Exercise instructions: In the records below, find each line with the word "subtitle" and copy it.

Structured figure records:
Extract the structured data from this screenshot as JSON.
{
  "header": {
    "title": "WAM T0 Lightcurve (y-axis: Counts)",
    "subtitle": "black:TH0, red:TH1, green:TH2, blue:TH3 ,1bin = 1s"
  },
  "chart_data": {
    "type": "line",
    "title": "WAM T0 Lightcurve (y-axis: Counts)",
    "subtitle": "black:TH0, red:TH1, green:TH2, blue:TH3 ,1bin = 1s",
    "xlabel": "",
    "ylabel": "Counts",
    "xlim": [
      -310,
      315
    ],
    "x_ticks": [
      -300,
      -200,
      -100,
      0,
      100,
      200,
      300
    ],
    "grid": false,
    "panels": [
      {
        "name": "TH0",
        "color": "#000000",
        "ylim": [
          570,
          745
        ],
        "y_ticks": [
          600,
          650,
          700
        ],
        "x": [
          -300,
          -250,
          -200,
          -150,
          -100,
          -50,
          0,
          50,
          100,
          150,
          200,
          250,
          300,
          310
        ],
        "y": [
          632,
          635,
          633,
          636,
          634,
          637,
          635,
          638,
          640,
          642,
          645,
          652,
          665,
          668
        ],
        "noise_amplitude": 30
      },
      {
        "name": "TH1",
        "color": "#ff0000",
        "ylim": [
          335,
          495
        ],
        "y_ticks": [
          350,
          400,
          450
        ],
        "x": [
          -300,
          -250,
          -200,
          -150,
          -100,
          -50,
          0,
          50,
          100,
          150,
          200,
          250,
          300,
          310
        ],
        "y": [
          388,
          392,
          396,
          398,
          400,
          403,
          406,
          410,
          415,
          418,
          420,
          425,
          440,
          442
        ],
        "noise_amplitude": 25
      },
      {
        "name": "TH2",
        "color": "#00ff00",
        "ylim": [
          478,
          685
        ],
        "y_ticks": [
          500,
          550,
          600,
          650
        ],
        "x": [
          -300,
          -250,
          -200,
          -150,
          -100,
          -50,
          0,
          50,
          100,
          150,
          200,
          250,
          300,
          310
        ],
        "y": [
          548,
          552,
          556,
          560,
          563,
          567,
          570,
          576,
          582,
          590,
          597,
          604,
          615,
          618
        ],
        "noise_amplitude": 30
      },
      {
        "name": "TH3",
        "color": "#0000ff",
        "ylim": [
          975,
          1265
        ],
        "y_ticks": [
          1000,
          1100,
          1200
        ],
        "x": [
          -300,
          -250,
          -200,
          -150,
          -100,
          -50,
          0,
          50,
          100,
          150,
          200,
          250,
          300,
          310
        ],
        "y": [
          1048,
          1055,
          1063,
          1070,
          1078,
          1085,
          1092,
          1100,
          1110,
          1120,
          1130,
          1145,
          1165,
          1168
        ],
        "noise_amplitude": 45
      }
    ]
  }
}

Output for this task:
    "subtitle": "black:TH0, red:TH1, green:TH2, blue:TH3 ,1bin = 1s"
    "subtitle": "black:TH0, red:TH1, green:TH2, blue:TH3 ,1bin = 1s",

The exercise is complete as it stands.